** Start **

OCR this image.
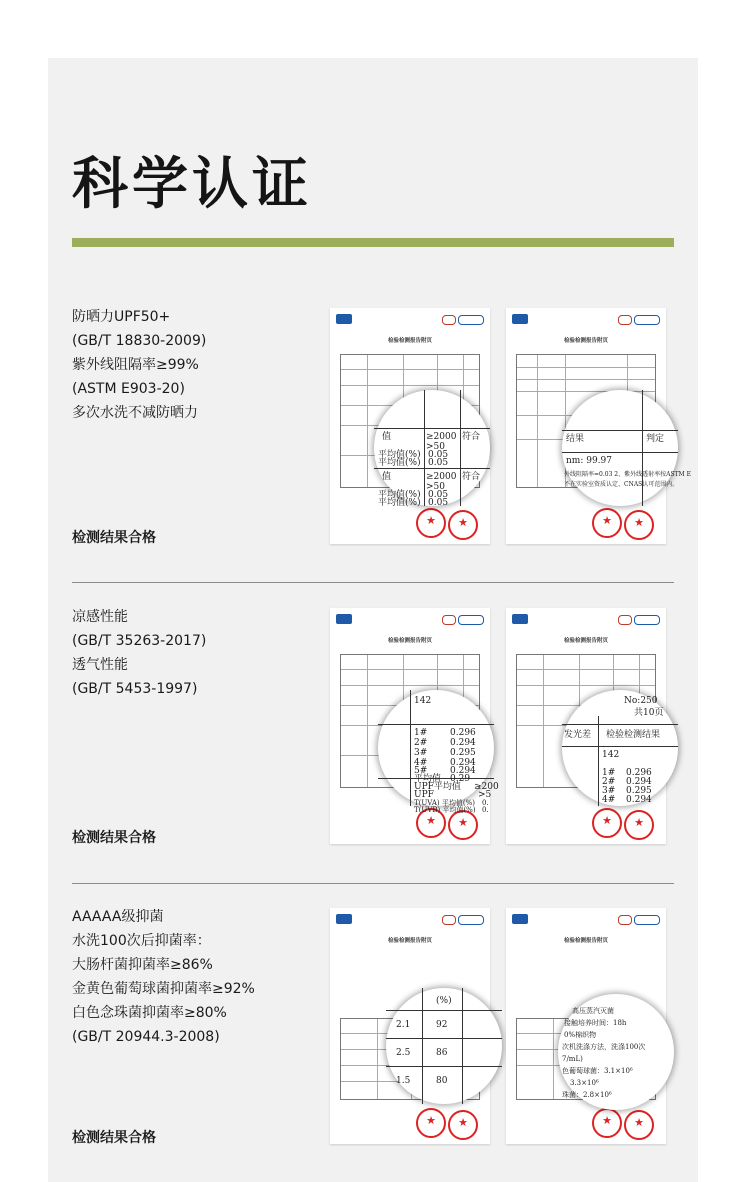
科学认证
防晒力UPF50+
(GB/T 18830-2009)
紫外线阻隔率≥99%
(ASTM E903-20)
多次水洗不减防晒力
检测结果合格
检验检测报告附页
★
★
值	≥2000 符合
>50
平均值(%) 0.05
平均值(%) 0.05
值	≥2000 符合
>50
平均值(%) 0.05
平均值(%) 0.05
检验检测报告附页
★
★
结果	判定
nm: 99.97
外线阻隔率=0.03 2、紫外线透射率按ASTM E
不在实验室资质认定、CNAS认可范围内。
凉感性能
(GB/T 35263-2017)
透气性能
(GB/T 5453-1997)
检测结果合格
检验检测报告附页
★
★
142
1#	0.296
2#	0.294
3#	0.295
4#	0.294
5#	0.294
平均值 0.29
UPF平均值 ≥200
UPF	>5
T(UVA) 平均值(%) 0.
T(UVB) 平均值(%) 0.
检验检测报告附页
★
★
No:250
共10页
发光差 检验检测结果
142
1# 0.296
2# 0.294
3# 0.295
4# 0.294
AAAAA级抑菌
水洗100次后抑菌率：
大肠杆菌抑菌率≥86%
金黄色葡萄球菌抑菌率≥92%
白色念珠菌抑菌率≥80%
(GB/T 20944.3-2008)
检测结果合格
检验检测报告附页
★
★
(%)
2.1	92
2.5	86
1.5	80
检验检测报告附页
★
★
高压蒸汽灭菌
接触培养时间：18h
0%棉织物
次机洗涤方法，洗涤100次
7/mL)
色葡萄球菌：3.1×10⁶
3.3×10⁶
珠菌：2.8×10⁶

** End **
** Start **

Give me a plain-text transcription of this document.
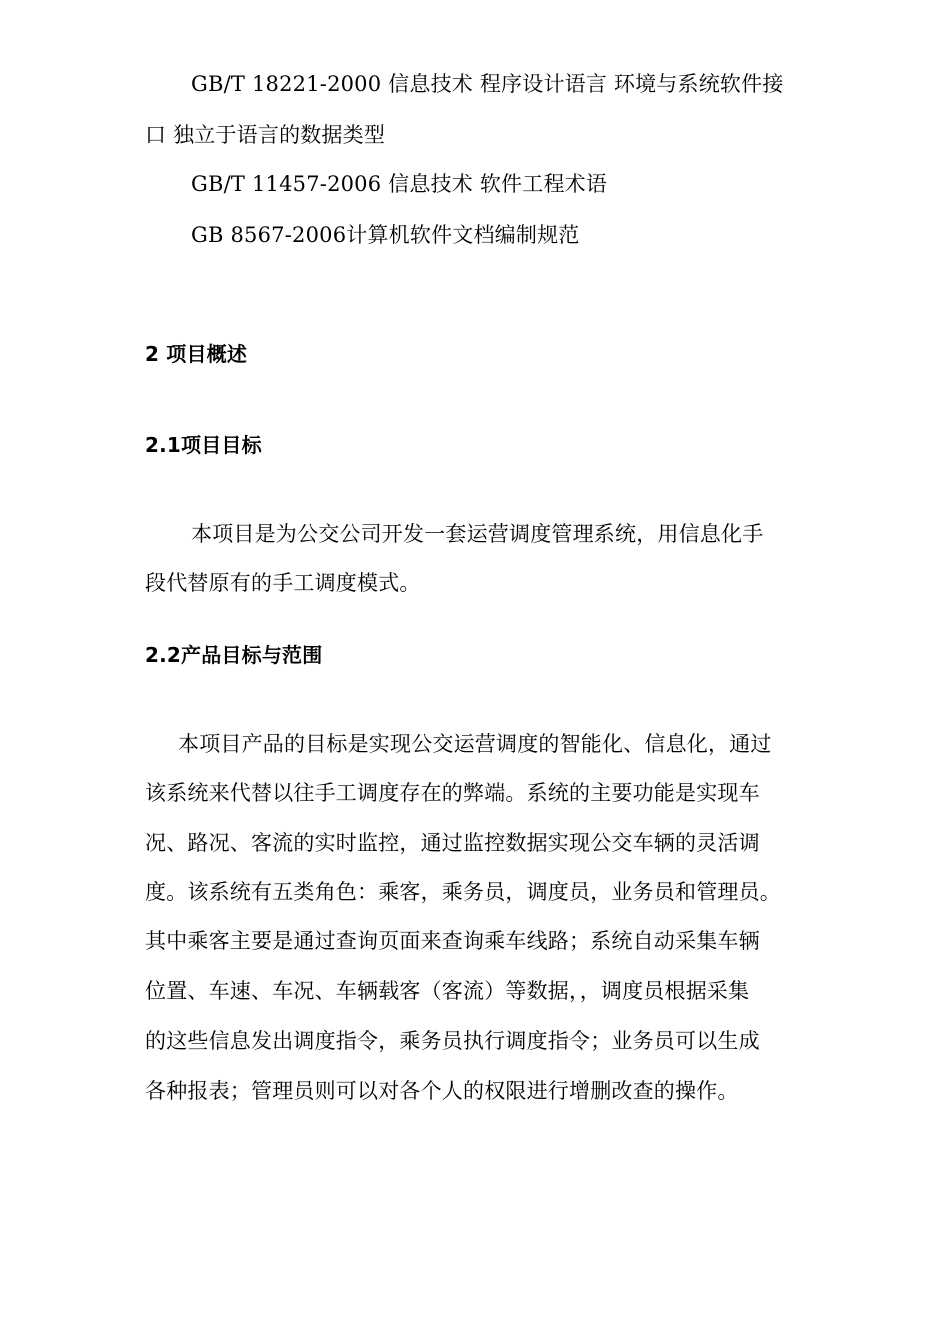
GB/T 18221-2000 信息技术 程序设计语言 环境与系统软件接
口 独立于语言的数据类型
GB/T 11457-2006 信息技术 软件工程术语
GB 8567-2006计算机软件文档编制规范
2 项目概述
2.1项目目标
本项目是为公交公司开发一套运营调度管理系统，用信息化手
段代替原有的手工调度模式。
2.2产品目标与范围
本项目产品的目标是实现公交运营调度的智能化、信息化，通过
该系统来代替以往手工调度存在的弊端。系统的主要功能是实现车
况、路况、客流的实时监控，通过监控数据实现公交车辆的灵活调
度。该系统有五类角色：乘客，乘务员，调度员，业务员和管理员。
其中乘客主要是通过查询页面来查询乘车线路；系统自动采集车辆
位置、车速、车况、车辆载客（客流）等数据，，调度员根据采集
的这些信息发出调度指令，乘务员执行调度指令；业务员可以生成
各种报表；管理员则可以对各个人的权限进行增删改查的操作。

** End **

Gather all lines with the string "信息技术" from the data.

Task response:
GB/T 18221-2000 信息技术 程序设计语言 环境与系统软件接
GB/T 11457-2006 信息技术 软件工程术语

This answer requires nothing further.